Exercise prompt:
Pictures appear in the records below; write out everything else exactly.

Raw records:
((
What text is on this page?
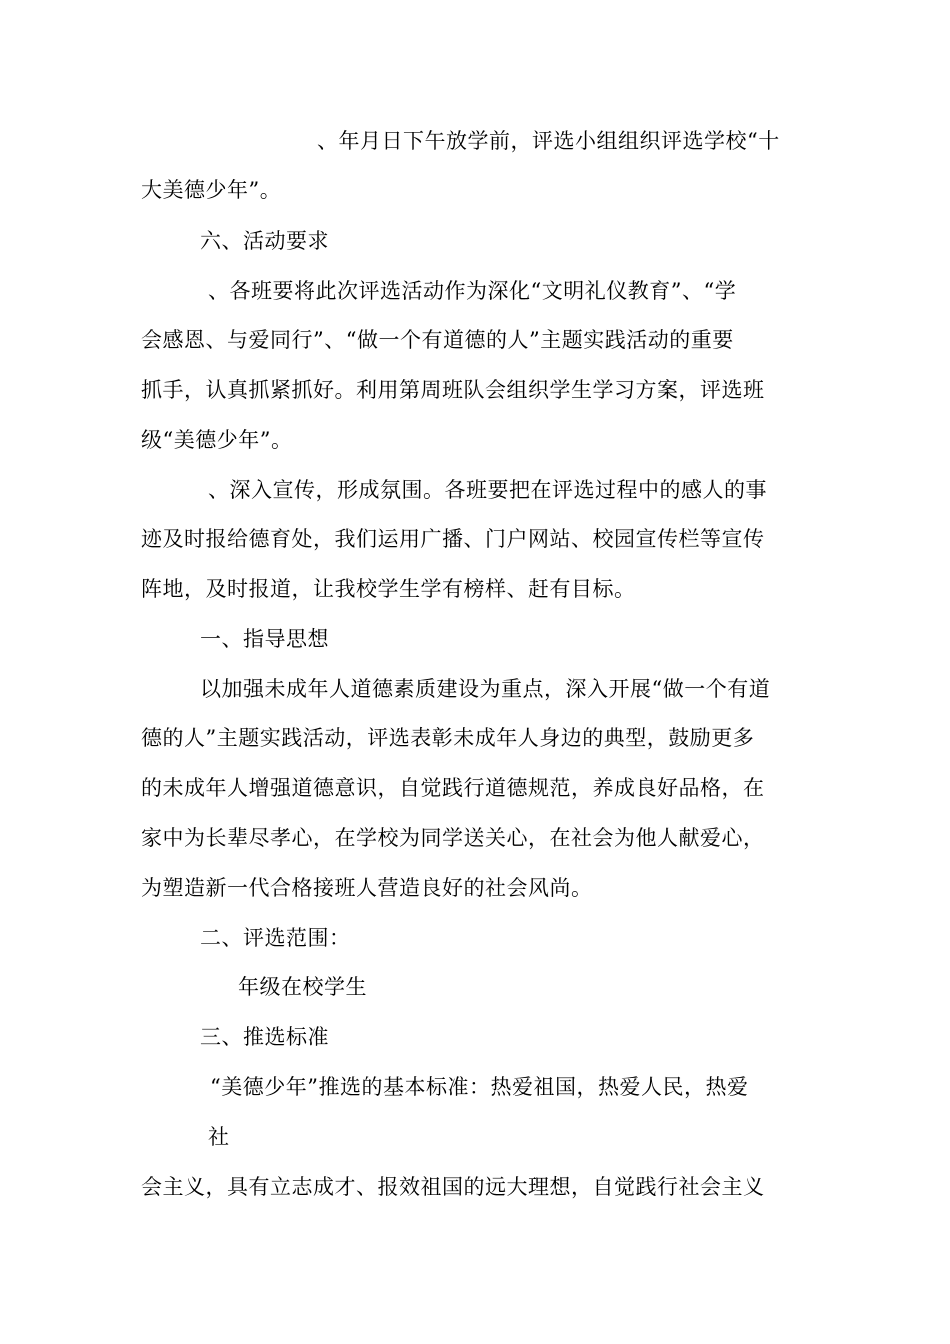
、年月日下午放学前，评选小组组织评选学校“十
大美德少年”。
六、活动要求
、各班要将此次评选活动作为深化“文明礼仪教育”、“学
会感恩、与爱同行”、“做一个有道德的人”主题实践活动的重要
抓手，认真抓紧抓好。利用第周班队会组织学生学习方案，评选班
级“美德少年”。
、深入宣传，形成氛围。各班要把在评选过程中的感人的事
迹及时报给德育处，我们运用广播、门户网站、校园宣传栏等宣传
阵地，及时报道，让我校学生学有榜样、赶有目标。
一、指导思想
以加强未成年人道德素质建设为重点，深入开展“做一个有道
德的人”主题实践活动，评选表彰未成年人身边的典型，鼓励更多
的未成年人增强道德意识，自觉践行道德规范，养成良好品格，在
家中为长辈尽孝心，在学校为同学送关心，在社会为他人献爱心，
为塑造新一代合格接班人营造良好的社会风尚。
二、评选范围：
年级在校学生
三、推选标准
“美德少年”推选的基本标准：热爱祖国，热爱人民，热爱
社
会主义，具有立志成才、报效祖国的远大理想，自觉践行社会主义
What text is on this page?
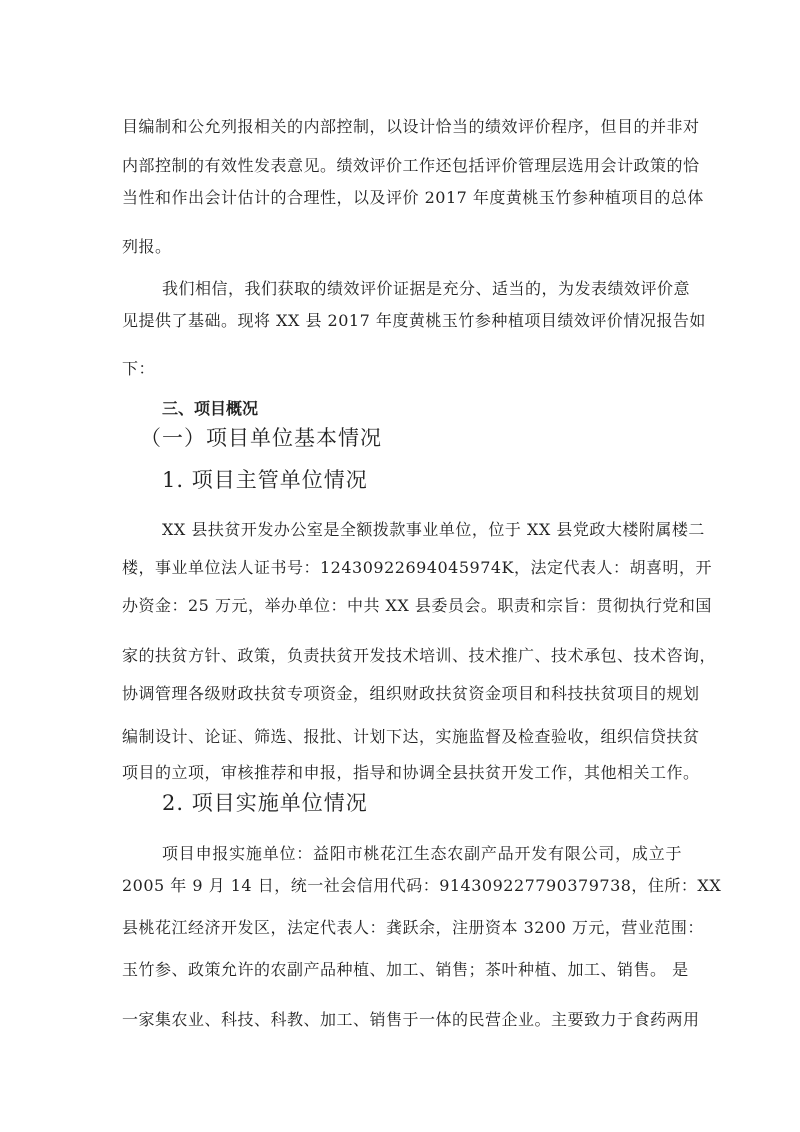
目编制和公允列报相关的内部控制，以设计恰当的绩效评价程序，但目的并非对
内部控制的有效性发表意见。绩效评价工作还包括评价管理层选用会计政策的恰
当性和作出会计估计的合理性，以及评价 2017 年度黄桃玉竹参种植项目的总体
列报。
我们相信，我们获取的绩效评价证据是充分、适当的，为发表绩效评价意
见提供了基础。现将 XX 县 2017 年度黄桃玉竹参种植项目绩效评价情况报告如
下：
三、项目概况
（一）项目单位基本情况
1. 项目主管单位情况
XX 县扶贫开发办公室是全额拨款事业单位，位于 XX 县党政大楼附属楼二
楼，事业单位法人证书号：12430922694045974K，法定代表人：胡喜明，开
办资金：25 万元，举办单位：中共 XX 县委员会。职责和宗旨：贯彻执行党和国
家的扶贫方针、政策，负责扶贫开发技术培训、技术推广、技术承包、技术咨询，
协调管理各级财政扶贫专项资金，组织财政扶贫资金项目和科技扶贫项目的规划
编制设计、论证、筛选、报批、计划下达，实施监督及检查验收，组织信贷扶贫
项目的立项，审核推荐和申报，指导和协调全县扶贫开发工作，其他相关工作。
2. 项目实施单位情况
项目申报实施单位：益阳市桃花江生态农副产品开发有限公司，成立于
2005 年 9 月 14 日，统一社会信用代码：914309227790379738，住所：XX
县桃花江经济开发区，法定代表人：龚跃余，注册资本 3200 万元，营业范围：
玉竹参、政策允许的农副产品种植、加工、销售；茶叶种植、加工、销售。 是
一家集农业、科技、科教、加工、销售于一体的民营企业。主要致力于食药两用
))
Completed exercise:
What text is on this page?
、年月日下午放学前，评选小组组织评选学校“十
大美德少年”。
六、活动要求
、各班要将此次评选活动作为深化“文明礼仪教育”、“学
会感恩、与爱同行”、“做一个有道德的人”主题实践活动的重要
抓手，认真抓紧抓好。利用第周班队会组织学生学习方案，评选班
级“美德少年”。
、深入宣传，形成氛围。各班要把在评选过程中的感人的事
迹及时报给德育处，我们运用广播、门户网站、校园宣传栏等宣传
阵地，及时报道，让我校学生学有榜样、赶有目标。
一、指导思想
以加强未成年人道德素质建设为重点，深入开展“做一个有道
德的人”主题实践活动，评选表彰未成年人身边的典型，鼓励更多
的未成年人增强道德意识，自觉践行道德规范，养成良好品格，在
家中为长辈尽孝心，在学校为同学送关心，在社会为他人献爱心，
为塑造新一代合格接班人营造良好的社会风尚。
二、评选范围：
年级在校学生
三、推选标准
“美德少年”推选的基本标准：热爱祖国，热爱人民，热爱
社
会主义，具有立志成才、报效祖国的远大理想，自觉践行社会主义
What text is on this page?
目编制和公允列报相关的内部控制，以设计恰当的绩效评价程序，但目的并非对
内部控制的有效性发表意见。绩效评价工作还包括评价管理层选用会计政策的恰
当性和作出会计估计的合理性，以及评价 2017 年度黄桃玉竹参种植项目的总体
列报。
我们相信，我们获取的绩效评价证据是充分、适当的，为发表绩效评价意
见提供了基础。现将 XX 县 2017 年度黄桃玉竹参种植项目绩效评价情况报告如
下：
三、项目概况
（一）项目单位基本情况
1. 项目主管单位情况
XX 县扶贫开发办公室是全额拨款事业单位，位于 XX 县党政大楼附属楼二
楼，事业单位法人证书号：12430922694045974K，法定代表人：胡喜明，开
办资金：25 万元，举办单位：中共 XX 县委员会。职责和宗旨：贯彻执行党和国
家的扶贫方针、政策，负责扶贫开发技术培训、技术推广、技术承包、技术咨询，
协调管理各级财政扶贫专项资金，组织财政扶贫资金项目和科技扶贫项目的规划
编制设计、论证、筛选、报批、计划下达，实施监督及检查验收，组织信贷扶贫
项目的立项，审核推荐和申报，指导和协调全县扶贫开发工作，其他相关工作。
2. 项目实施单位情况
项目申报实施单位：益阳市桃花江生态农副产品开发有限公司，成立于
2005 年 9 月 14 日，统一社会信用代码：914309227790379738，住所：XX
县桃花江经济开发区，法定代表人：龚跃余，注册资本 3200 万元，营业范围：
玉竹参、政策允许的农副产品种植、加工、销售；茶叶种植、加工、销售。 是
一家集农业、科技、科教、加工、销售于一体的民营企业。主要致力于食药两用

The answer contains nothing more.